**Your instructions:** Identify the lines that contain the string "Normal", then copy each of them.
* * * * * * *
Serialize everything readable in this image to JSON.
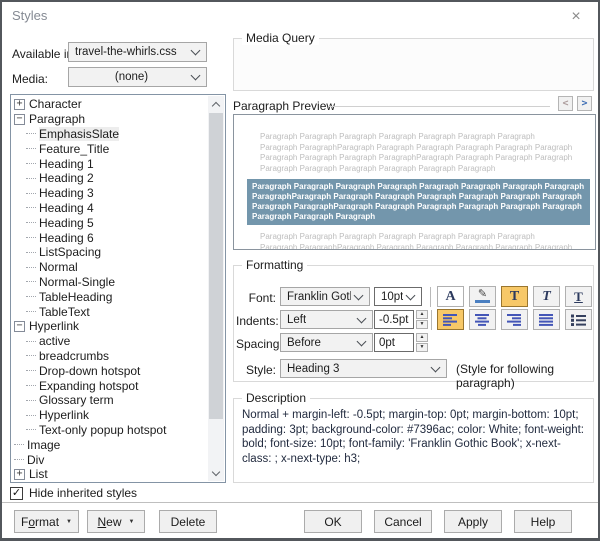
{
  "window": {
    "title": "Styles"
  },
  "icons": {
    "close": "×",
    "check": "✓",
    "prev": "<",
    "next": ">",
    "spinner_up": "▲",
    "spinner_down": "▼",
    "expand": "+",
    "collapse": "−",
    "font_color": "A",
    "highlight": "✎",
    "bold": "T",
    "italic": "T",
    "underline": "T"
  },
  "colors": {
    "band_bg": "#7396ac",
    "band_text": "#ffffff",
    "toggle_active_bg": "#f7c868",
    "toggle_active_border": "#9a762f",
    "accent_blue": "#4456b7",
    "preview_gray": "#bdbdbd"
  },
  "available_in": {
    "label": "Available in:",
    "value": "travel-the-whirls.css"
  },
  "media": {
    "label": "Media:",
    "value": "(none)"
  },
  "tree": {
    "items": [
      {
        "label": "Character",
        "level": 0,
        "expander": "plus"
      },
      {
        "label": "Paragraph",
        "level": 0,
        "expander": "minus"
      },
      {
        "label": "EmphasisSlate",
        "level": 1,
        "selected": true
      },
      {
        "label": "Feature_Title",
        "level": 1
      },
      {
        "label": "Heading 1",
        "level": 1
      },
      {
        "label": "Heading 2",
        "level": 1
      },
      {
        "label": "Heading 3",
        "level": 1
      },
      {
        "label": "Heading 4",
        "level": 1
      },
      {
        "label": "Heading 5",
        "level": 1
      },
      {
        "label": "Heading 6",
        "level": 1
      },
      {
        "label": "ListSpacing",
        "level": 1
      },
      {
        "label": "Normal",
        "level": 1
      },
      {
        "label": "Normal-Single",
        "level": 1
      },
      {
        "label": "TableHeading",
        "level": 1
      },
      {
        "label": "TableText",
        "level": 1
      },
      {
        "label": "Hyperlink",
        "level": 0,
        "expander": "minus"
      },
      {
        "label": "active",
        "level": 1
      },
      {
        "label": "breadcrumbs",
        "level": 1
      },
      {
        "label": "Drop-down hotspot",
        "level": 1
      },
      {
        "label": "Expanding hotspot",
        "level": 1
      },
      {
        "label": "Glossary term",
        "level": 1
      },
      {
        "label": "Hyperlink",
        "level": 1
      },
      {
        "label": "Text-only popup hotspot",
        "level": 1
      },
      {
        "label": "Image",
        "level": 0
      },
      {
        "label": "Div",
        "level": 0
      },
      {
        "label": "List",
        "level": 0,
        "expander": "plus"
      }
    ]
  },
  "hide_inherited": {
    "label": "Hide inherited styles",
    "checked": true
  },
  "media_query": {
    "label": "Media Query"
  },
  "preview": {
    "label": "Paragraph Preview",
    "gray_top": "Paragraph Paragraph Paragraph Paragraph Paragraph Paragraph Paragraph Paragraph ParagraphParagraph Paragraph Paragraph Paragraph Paragraph Paragraph Paragraph Paragraph Paragraph ParagraphParagraph Paragraph Paragraph Paragraph Paragraph Paragraph Paragraph Paragraph Paragraph Paragraph",
    "selected": "Paragraph Paragraph Paragraph Paragraph Paragraph Paragraph Paragraph Paragraph ParagraphParagraph Paragraph Paragraph Paragraph Paragraph Paragraph Paragraph Paragraph ParagraphParagraph Paragraph Paragraph Paragraph Paragraph Paragraph Paragraph Paragraph Paragraph",
    "gray_bottom": "Paragraph Paragraph Paragraph Paragraph Paragraph Paragraph Paragraph Paragraph ParagraphParagraph Paragraph Paragraph Paragraph Paragraph Paragraph Paragraph Paragraph Paragraph ParagraphParagraph Paragraph Paragraph Paragraph Paragraph Paragraph Paragraph Paragraph Paragraph Paragraph"
  },
  "formatting": {
    "label": "Formatting",
    "font_label": "Font:",
    "font_value": "Franklin Gothic B",
    "size_value": "10pt",
    "indents_label": "Indents:",
    "indents_value": "Left",
    "indents_amount": "-0.5pt",
    "spacing_label": "Spacing:",
    "spacing_value": "Before",
    "spacing_amount": "0pt",
    "style_label": "Style:",
    "style_value": "Heading 3",
    "style_note": "(Style for following paragraph)"
  },
  "description": {
    "label": "Description",
    "text": "Normal + margin-left: -0.5pt; margin-top: 0pt; margin-bottom: 10pt; padding: 3pt; background-color: #7396ac; color: White; font-weight: bold; font-size: 10pt; font-family: 'Franklin Gothic Book'; x-next-class: ; x-next-type: h3;"
  },
  "footer": {
    "left": [
      {
        "name": "format",
        "label": "Format",
        "mnemonic": "o",
        "dropdown": true
      },
      {
        "name": "new",
        "label": "New",
        "mnemonic": "N",
        "dropdown": true
      },
      {
        "name": "delete",
        "label": "Delete"
      }
    ],
    "right": [
      {
        "name": "ok",
        "label": "OK"
      },
      {
        "name": "cancel",
        "label": "Cancel"
      },
      {
        "name": "apply",
        "label": "Apply"
      },
      {
        "name": "help",
        "label": "Help"
      }
    ]
  }
}
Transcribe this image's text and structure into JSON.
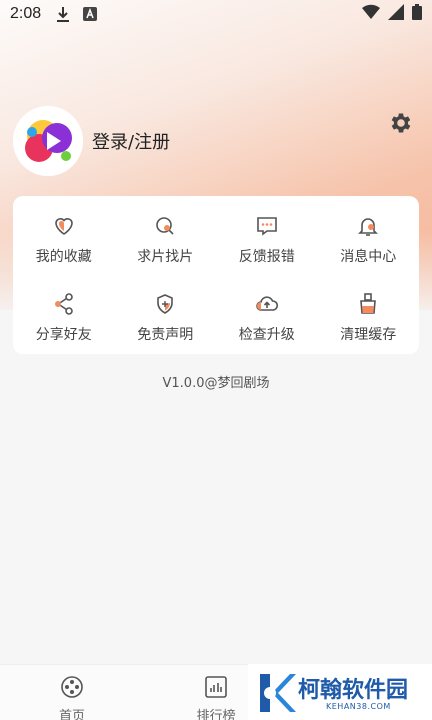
{
  "status_bar": {
    "time": "2:08",
    "icons": [
      "download-icon",
      "a-letter-icon",
      "wifi-icon",
      "cell-signal-icon",
      "battery-icon"
    ]
  },
  "profile": {
    "login_label": "登录/注册",
    "settings_icon": "gear-icon"
  },
  "menu": {
    "items": [
      {
        "label": "我的收藏",
        "icon": "heart-icon"
      },
      {
        "label": "求片找片",
        "icon": "search-film-icon"
      },
      {
        "label": "反馈报错",
        "icon": "feedback-icon"
      },
      {
        "label": "消息中心",
        "icon": "bell-icon"
      },
      {
        "label": "分享好友",
        "icon": "share-icon"
      },
      {
        "label": "免责声明",
        "icon": "shield-icon"
      },
      {
        "label": "检查升级",
        "icon": "cloud-upload-icon"
      },
      {
        "label": "清理缓存",
        "icon": "broom-icon"
      }
    ]
  },
  "version": "V1.0.0@梦回剧场",
  "bottom_nav": {
    "items": [
      {
        "label": "首页",
        "icon": "film-reel-icon"
      },
      {
        "label": "排行榜",
        "icon": "bar-chart-icon"
      }
    ]
  },
  "watermark": {
    "title": "柯翰软件园",
    "subtitle": "KEHAN38.COM"
  },
  "colors": {
    "accent": "#f28c5e",
    "icon_stroke": "#555555",
    "header_gradient_end": "#f5b597"
  }
}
* * * * * * *
**Solution to the problem:**
        "label": "Normal",
        "label": "Normal-Single",
    "text": "Normal + margin-left: -0.5pt; margin-top: 0pt; margin-bottom: 10pt; padding: 3pt; background-color: #7396ac; color: White; font-weight: bold; font-size: 10pt; font-family: 'Franklin Gothic Book'; x-next-class: ; x-next-type: h3;"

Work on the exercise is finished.